● **Exercise requirements**
Scan the listing below for the word "Other" and state how many lines hold it. Write nothing but the number.

● **Extracted records**

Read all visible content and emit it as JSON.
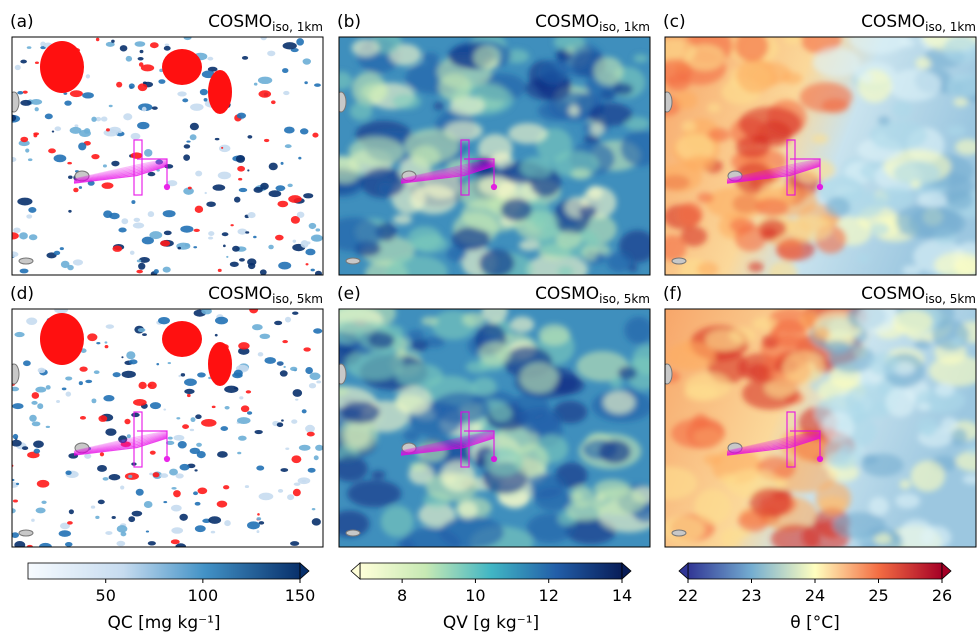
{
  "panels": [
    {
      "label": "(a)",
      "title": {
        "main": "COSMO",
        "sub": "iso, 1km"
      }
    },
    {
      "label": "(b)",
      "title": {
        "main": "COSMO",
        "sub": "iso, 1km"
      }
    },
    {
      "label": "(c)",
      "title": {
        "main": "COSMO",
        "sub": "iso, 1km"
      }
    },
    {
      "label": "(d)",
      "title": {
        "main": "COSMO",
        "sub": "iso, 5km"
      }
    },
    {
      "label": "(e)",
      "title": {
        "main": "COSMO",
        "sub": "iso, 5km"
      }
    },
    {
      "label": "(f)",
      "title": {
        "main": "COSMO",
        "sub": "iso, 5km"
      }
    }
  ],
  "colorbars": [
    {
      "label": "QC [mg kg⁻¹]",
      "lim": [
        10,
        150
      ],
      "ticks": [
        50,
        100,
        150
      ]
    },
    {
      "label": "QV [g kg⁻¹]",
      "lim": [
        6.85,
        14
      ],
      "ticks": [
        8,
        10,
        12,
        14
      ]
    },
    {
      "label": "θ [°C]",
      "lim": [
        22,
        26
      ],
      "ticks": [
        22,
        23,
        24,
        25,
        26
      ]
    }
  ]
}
...
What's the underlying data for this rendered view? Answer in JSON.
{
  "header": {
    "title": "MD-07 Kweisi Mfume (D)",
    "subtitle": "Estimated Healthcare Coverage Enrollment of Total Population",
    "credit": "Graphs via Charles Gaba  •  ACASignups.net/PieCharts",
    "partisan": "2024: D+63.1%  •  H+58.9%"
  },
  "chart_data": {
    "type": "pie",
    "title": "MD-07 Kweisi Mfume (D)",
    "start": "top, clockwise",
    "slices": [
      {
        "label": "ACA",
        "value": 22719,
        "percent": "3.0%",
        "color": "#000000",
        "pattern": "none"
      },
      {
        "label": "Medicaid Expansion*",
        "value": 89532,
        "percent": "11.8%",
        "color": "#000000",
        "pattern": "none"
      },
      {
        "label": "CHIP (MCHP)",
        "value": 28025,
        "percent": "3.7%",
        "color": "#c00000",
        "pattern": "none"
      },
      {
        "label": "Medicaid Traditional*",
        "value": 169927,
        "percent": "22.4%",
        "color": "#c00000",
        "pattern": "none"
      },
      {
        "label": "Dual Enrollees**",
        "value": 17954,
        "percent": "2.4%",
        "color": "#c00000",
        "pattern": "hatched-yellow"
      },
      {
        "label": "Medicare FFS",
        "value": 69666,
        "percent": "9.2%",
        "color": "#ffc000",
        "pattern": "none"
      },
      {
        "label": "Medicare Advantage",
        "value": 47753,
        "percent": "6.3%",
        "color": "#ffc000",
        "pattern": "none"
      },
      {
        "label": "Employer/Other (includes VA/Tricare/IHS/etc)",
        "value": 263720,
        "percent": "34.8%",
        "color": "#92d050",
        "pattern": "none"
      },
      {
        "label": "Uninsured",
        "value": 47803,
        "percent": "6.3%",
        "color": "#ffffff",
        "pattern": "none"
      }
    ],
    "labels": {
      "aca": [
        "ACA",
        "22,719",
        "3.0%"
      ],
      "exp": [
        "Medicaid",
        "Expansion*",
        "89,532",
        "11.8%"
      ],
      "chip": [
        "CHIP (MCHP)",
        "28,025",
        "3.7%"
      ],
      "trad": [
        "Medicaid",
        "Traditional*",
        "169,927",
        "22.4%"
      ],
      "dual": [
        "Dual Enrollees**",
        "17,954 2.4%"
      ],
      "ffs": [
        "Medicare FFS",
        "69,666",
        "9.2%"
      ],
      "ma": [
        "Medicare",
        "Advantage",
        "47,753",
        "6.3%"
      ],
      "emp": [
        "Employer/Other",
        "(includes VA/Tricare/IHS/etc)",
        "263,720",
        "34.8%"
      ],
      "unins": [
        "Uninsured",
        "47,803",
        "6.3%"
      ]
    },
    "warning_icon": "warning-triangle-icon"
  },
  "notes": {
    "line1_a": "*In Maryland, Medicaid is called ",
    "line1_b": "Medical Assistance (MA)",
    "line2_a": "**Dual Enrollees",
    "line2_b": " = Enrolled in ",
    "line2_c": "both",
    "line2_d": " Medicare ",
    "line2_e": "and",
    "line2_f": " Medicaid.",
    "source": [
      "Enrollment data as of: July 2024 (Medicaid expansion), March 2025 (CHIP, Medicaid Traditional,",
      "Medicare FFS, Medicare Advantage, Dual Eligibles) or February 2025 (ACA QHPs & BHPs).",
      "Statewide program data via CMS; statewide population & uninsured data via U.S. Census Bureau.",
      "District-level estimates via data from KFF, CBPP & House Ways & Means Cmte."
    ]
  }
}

● **Final result**
2